**PROBLEM REQUIREMENTS**. Your task is to copy each line that has the word "body".

**MATERIAL FOR THE TASK**.
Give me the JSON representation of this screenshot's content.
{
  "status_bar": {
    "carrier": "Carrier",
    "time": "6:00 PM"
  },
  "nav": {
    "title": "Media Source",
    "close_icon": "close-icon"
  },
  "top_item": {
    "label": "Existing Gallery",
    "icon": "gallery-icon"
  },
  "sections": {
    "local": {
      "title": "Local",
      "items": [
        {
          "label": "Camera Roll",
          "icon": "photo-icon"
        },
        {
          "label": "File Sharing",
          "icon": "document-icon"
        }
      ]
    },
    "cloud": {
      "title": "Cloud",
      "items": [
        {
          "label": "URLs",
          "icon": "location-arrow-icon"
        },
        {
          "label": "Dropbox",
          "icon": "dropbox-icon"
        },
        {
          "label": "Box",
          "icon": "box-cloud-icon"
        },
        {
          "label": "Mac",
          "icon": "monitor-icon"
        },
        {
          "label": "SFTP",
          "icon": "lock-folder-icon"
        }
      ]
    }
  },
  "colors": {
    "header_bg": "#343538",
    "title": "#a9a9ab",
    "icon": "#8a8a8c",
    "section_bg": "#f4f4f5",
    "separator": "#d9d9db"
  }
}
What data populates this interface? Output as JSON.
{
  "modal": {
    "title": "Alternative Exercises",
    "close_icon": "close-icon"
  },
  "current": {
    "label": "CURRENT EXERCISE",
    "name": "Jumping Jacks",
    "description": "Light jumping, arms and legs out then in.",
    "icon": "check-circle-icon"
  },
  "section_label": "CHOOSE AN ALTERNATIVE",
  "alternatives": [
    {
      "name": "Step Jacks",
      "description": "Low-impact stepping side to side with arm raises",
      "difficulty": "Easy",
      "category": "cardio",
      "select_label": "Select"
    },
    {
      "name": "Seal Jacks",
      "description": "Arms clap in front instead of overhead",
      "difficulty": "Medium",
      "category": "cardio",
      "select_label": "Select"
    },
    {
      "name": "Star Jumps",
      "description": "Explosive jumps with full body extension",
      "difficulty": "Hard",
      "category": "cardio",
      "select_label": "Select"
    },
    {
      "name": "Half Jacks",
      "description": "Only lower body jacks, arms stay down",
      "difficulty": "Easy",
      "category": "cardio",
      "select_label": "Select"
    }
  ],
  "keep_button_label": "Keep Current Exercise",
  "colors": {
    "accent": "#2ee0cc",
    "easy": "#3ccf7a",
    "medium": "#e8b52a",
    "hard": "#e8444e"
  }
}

**FULL SOLUTION**.
      "description": "Explosive jumps with full body extension",
      "description": "Only lower body jacks, arms stay down",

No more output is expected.